Requirement
Reply with one number: the count of lines in the listing that contain the string "series".

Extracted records
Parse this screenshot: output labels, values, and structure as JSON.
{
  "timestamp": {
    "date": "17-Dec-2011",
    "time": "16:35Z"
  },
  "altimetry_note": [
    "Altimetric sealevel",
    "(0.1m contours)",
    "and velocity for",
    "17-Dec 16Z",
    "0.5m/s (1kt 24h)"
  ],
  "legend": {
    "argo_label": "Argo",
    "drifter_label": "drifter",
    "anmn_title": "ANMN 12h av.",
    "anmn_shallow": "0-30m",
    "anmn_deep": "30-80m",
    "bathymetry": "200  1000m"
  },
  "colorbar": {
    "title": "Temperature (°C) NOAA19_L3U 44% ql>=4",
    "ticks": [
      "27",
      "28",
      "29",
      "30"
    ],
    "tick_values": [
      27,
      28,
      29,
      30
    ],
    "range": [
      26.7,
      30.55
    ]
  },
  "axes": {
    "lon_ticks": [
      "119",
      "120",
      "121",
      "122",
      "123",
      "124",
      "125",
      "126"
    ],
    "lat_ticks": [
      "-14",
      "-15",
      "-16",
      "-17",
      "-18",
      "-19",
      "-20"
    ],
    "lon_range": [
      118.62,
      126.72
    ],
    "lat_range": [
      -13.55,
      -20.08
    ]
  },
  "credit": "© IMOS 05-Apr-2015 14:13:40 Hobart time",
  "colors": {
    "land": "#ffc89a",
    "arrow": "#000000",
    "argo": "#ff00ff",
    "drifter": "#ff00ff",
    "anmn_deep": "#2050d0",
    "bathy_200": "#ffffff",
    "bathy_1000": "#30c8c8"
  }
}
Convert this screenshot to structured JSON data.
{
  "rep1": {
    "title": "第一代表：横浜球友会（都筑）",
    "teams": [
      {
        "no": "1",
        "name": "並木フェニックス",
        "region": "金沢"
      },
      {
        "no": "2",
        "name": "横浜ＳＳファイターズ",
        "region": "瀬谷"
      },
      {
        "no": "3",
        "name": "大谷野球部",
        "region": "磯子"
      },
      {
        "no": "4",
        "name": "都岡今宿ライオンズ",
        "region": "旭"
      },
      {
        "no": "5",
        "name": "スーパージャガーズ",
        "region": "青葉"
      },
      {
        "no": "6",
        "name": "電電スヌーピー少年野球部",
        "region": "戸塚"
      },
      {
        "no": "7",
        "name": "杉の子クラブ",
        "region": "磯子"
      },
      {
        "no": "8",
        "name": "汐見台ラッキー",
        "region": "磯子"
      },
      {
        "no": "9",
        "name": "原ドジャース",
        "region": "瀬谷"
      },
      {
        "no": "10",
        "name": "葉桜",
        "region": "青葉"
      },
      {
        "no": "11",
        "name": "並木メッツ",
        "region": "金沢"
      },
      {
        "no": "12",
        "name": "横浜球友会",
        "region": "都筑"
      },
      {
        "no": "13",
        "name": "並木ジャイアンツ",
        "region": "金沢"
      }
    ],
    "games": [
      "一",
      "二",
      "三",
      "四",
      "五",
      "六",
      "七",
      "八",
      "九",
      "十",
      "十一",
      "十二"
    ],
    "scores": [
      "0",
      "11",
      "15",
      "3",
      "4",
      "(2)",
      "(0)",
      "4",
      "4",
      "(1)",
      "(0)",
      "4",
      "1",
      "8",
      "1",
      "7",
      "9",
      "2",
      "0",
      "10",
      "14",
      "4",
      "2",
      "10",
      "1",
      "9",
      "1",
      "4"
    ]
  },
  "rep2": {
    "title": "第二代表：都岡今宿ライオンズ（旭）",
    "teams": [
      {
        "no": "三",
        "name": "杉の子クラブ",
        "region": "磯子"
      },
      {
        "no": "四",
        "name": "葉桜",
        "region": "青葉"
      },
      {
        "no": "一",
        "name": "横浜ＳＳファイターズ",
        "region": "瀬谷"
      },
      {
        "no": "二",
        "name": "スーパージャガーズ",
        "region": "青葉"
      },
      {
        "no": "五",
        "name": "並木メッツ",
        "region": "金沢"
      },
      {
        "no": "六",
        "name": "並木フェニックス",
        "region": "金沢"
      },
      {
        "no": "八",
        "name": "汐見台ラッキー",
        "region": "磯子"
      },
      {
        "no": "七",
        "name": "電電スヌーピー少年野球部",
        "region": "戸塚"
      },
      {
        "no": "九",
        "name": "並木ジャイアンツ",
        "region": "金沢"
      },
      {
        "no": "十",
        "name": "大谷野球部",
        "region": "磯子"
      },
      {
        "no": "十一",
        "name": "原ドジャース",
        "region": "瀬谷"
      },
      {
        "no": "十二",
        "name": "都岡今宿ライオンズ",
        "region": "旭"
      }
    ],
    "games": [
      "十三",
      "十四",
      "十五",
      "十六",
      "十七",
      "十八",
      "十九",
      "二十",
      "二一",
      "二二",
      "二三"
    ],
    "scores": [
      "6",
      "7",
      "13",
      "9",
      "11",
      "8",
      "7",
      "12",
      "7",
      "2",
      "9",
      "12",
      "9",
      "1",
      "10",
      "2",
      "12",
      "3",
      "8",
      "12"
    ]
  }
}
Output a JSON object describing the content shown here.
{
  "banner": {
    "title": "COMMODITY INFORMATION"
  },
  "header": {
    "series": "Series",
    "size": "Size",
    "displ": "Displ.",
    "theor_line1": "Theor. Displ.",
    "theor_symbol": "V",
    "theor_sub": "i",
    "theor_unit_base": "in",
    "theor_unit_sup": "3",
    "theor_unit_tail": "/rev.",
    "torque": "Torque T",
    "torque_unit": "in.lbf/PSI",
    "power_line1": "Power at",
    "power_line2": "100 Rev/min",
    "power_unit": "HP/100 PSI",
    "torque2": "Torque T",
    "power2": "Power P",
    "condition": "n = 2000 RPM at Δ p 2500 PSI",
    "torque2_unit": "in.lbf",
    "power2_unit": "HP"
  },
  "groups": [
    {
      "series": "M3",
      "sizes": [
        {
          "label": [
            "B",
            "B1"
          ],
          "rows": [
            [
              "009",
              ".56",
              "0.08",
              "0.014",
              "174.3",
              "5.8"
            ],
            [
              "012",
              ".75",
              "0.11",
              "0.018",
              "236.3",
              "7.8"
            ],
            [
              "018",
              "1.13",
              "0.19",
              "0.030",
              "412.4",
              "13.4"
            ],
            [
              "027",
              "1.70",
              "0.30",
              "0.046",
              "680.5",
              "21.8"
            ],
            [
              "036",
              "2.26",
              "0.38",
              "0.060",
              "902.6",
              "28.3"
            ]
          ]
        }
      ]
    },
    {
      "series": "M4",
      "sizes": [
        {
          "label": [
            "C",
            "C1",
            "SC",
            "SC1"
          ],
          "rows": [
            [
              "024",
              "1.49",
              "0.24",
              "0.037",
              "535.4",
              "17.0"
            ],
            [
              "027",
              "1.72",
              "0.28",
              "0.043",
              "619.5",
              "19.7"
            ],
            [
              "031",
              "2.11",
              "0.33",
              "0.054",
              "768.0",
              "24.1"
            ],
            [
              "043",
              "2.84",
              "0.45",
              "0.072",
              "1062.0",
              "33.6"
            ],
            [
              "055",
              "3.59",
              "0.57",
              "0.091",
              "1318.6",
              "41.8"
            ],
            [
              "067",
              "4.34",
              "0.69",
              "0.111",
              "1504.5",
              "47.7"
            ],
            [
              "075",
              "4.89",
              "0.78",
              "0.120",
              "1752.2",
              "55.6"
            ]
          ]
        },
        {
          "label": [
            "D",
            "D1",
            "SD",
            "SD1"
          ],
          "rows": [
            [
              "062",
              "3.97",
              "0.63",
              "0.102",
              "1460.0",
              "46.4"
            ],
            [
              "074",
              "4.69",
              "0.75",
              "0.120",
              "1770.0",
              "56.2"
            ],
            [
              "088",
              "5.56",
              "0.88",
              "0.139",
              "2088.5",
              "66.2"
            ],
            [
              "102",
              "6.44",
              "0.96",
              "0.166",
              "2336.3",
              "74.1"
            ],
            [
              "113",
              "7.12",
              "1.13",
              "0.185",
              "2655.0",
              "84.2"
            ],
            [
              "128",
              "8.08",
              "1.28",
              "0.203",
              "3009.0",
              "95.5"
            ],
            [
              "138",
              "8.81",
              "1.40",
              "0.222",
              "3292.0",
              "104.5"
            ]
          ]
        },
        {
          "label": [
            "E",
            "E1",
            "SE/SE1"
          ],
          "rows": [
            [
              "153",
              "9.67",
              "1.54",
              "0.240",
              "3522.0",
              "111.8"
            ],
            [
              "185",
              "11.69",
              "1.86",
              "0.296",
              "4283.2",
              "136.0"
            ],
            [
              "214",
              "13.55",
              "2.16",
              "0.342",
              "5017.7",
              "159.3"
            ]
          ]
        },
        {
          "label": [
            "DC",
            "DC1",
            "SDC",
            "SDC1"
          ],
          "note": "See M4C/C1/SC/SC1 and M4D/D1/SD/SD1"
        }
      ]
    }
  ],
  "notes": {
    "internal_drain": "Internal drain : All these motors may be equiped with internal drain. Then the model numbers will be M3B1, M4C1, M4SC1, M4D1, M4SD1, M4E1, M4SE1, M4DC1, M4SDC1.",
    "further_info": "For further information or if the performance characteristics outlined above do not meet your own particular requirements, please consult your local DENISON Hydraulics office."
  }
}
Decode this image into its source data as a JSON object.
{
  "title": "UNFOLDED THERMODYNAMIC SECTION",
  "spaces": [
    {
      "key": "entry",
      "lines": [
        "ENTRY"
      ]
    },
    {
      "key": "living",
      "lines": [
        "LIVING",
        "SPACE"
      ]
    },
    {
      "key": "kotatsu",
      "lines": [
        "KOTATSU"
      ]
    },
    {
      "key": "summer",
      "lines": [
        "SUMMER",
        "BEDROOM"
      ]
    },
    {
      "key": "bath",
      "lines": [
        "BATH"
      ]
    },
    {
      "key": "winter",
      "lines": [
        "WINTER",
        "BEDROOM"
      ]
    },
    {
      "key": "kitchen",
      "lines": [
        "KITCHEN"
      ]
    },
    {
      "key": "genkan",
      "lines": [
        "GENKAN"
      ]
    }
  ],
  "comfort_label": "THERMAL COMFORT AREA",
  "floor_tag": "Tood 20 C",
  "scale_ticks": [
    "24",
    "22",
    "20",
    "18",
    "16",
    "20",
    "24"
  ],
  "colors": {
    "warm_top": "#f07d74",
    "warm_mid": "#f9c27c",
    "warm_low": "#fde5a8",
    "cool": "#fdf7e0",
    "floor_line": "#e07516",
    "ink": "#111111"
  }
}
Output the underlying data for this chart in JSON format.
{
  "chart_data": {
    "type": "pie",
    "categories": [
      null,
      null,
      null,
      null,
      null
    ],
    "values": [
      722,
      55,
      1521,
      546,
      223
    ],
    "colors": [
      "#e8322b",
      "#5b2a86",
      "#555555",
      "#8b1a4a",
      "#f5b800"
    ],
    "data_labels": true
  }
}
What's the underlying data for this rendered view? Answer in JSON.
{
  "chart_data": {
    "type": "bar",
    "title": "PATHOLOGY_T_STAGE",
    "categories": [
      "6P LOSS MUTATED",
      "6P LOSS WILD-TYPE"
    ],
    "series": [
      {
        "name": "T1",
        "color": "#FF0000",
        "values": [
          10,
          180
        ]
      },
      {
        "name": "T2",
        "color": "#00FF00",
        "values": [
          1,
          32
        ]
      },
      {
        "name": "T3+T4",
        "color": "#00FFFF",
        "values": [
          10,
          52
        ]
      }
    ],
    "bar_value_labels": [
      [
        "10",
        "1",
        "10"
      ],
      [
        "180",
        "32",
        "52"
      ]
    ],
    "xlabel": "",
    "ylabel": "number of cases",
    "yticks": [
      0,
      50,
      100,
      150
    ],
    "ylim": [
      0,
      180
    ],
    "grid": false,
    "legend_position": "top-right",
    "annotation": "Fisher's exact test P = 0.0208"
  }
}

Expected output
4